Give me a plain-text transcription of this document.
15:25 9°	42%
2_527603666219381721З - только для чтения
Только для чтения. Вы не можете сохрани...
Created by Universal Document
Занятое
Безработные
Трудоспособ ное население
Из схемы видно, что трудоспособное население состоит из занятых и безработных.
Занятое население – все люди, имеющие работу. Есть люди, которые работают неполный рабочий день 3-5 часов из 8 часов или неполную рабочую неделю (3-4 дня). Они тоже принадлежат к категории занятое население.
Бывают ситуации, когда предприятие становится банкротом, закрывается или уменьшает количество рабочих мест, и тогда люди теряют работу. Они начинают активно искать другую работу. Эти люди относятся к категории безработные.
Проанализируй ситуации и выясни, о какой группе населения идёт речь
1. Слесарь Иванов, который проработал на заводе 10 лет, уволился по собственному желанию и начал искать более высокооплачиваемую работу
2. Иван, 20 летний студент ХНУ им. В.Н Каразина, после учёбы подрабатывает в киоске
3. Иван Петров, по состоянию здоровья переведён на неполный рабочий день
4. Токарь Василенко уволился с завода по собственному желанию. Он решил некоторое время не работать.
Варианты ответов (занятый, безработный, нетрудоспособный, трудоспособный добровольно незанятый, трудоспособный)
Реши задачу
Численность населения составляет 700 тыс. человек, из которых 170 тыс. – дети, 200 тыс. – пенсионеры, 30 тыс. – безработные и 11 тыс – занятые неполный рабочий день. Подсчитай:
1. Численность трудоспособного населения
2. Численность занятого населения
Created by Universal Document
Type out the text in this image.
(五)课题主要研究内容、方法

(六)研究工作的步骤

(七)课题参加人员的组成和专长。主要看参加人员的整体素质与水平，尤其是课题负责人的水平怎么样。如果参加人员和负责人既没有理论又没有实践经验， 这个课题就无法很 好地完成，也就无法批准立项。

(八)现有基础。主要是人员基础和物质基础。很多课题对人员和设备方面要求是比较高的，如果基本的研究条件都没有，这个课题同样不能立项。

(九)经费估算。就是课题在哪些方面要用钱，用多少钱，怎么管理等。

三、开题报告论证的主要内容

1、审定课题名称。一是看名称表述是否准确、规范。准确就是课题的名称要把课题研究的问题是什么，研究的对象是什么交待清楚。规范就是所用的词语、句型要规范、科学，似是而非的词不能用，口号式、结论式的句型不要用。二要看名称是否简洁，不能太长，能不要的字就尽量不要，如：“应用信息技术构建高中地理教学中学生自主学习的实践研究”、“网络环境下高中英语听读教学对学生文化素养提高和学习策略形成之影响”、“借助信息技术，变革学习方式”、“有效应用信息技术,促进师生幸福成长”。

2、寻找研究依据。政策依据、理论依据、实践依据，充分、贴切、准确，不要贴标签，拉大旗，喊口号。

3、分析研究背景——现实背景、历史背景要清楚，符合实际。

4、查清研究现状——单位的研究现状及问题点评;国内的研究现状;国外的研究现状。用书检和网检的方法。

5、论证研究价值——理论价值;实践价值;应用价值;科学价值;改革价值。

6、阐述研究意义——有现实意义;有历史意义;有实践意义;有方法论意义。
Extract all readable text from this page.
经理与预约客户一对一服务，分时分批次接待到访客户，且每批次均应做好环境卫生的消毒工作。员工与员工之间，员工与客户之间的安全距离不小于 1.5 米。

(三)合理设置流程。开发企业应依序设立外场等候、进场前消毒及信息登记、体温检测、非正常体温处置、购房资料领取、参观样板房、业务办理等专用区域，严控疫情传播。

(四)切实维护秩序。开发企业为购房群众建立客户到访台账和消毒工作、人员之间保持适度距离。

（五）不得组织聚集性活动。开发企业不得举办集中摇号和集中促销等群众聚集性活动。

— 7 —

+--

GIVEN INSTRUCTION: Output the entries verbatim.

THE COMPLETED TASK:
Give me a plain-text transcription of this document.
15:25 9°	42%
2_527603666219381721З - только для чтения
Только для чтения. Вы не можете сохрани...
Created by Universal Document
Занятое
Безработные
Трудоспособ ное население
Из схемы видно, что трудоспособное население состоит из занятых и безработных.
Занятое население – все люди, имеющие работу. Есть люди, которые работают неполный рабочий день 3-5 часов из 8 часов или неполную рабочую неделю (3-4 дня). Они тоже принадлежат к категории занятое население.
Бывают ситуации, когда предприятие становится банкротом, закрывается или уменьшает количество рабочих мест, и тогда люди теряют работу. Они начинают активно искать другую работу. Эти люди относятся к категории безработные.
Проанализируй ситуации и выясни, о какой группе населения идёт речь
1. Слесарь Иванов, который проработал на заводе 10 лет, уволился по собственному желанию и начал искать более высокооплачиваемую работу
2. Иван, 20 летний студент ХНУ им. В.Н Каразина, после учёбы подрабатывает в киоске
3. Иван Петров, по состоянию здоровья переведён на неполный рабочий день
4. Токарь Василенко уволился с завода по собственному желанию. Он решил некоторое время не работать.
Варианты ответов (занятый, безработный, нетрудоспособный, трудоспособный добровольно незанятый, трудоспособный)
Реши задачу
Численность населения составляет 700 тыс. человек, из которых 170 тыс. – дети, 200 тыс. – пенсионеры, 30 тыс. – безработные и 11 тыс – занятые неполный рабочий день. Подсчитай:
1. Численность трудоспособного населения
2. Численность занятого населения
Created by Universal Document
Type out the text in this image.
(五)课题主要研究内容、方法

(六)研究工作的步骤

(七)课题参加人员的组成和专长。主要看参加人员的整体素质与水平，尤其是课题负责人的水平怎么样。如果参加人员和负责人既没有理论又没有实践经验， 这个课题就无法很 好地完成，也就无法批准立项。

(八)现有基础。主要是人员基础和物质基础。很多课题对人员和设备方面要求是比较高的，如果基本的研究条件都没有，这个课题同样不能立项。

(九)经费估算。就是课题在哪些方面要用钱，用多少钱，怎么管理等。

三、开题报告论证的主要内容

1、审定课题名称。一是看名称表述是否准确、规范。准确就是课题的名称要把课题研究的问题是什么，研究的对象是什么交待清楚。规范就是所用的词语、句型要规范、科学，似是而非的词不能用，口号式、结论式的句型不要用。二要看名称是否简洁，不能太长，能不要的字就尽量不要，如：“应用信息技术构建高中地理教学中学生自主学习的实践研究”、“网络环境下高中英语听读教学对学生文化素养提高和学习策略形成之影响”、“借助信息技术，变革学习方式”、“有效应用信息技术,促进师生幸福成长”。

2、寻找研究依据。政策依据、理论依据、实践依据，充分、贴切、准确，不要贴标签，拉大旗，喊口号。

3、分析研究背景——现实背景、历史背景要清楚，符合实际。

4、查清研究现状——单位的研究现状及问题点评;国内的研究现状;国外的研究现状。用书检和网检的方法。

5、论证研究价值——理论价值;实践价值;应用价值;科学价值;改革价值。

6、阐述研究意义——有现实意义;有历史意义;有实践意义;有方法论意义。
Extract all readable text from this page.
经理与预约客户一对一服务，分时分批次接待到访客户，且每批次均应做好环境卫生的消毒工作。员工与员工之间，员工与客户之间的安全距离不小于 1.5 米。

(三)合理设置流程。开发企业应依序设立外场等候、进场前消毒及信息登记、体温检测、非正常体温处置、购房资料领取、参观样板房、业务办理等专用区域，严控疫情传播。

(四)切实维护秩序。开发企业为购房群众建立客户到访台账和消毒工作、人员之间保持适度距离。

（五）不得组织聚集性活动。开发企业不得举办集中摇号和集中促销等群众聚集性活动。

— 7 —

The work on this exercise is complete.